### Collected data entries
-- -- --
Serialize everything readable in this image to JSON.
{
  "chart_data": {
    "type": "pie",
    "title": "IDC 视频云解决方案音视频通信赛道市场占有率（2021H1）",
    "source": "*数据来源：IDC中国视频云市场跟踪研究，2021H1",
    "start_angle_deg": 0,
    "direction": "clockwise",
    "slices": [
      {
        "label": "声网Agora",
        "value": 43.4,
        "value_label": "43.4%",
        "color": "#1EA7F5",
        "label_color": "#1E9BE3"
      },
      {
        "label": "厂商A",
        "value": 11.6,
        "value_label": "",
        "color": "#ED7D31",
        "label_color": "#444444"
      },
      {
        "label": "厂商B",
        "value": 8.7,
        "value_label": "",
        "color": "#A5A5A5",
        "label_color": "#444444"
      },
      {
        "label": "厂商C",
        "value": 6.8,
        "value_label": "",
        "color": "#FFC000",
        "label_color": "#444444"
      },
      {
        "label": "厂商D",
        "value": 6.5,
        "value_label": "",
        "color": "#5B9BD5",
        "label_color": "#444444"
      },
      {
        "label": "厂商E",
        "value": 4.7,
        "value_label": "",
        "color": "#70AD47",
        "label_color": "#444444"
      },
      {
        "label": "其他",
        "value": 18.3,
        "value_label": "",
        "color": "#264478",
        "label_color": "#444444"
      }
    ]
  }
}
-- -- --
Exactly as written, please output every entry.

### Result
Serialize everything readable in this image to JSON.
{
  "chart_data": {
    "type": "pie",
    "title": "IDC 视频云解决方案音视频通信赛道市场占有率（2021H1）",
    "source": "*数据来源：IDC中国视频云市场跟踪研究，2021H1",
    "start_angle_deg": 0,
    "direction": "clockwise",
    "slices": [
      {
        "label": "声网Agora",
        "value": 43.4,
        "value_label": "43.4%",
        "color": "#1EA7F5",
        "label_color": "#1E9BE3"
      },
      {
        "label": "厂商A",
        "value": 11.6,
        "value_label": "",
        "color": "#ED7D31",
        "label_color": "#444444"
      },
      {
        "label": "厂商B",
        "value": 8.7,
        "value_label": "",
        "color": "#A5A5A5",
        "label_color": "#444444"
      },
      {
        "label": "厂商C",
        "value": 6.8,
        "value_label": "",
        "color": "#FFC000",
        "label_color": "#444444"
      },
      {
        "label": "厂商D",
        "value": 6.5,
        "value_label": "",
        "color": "#5B9BD5",
        "label_color": "#444444"
      },
      {
        "label": "厂商E",
        "value": 4.7,
        "value_label": "",
        "color": "#70AD47",
        "label_color": "#444444"
      },
      {
        "label": "其他",
        "value": 18.3,
        "value_label": "",
        "color": "#264478",
        "label_color": "#444444"
      }
    ]
  }
}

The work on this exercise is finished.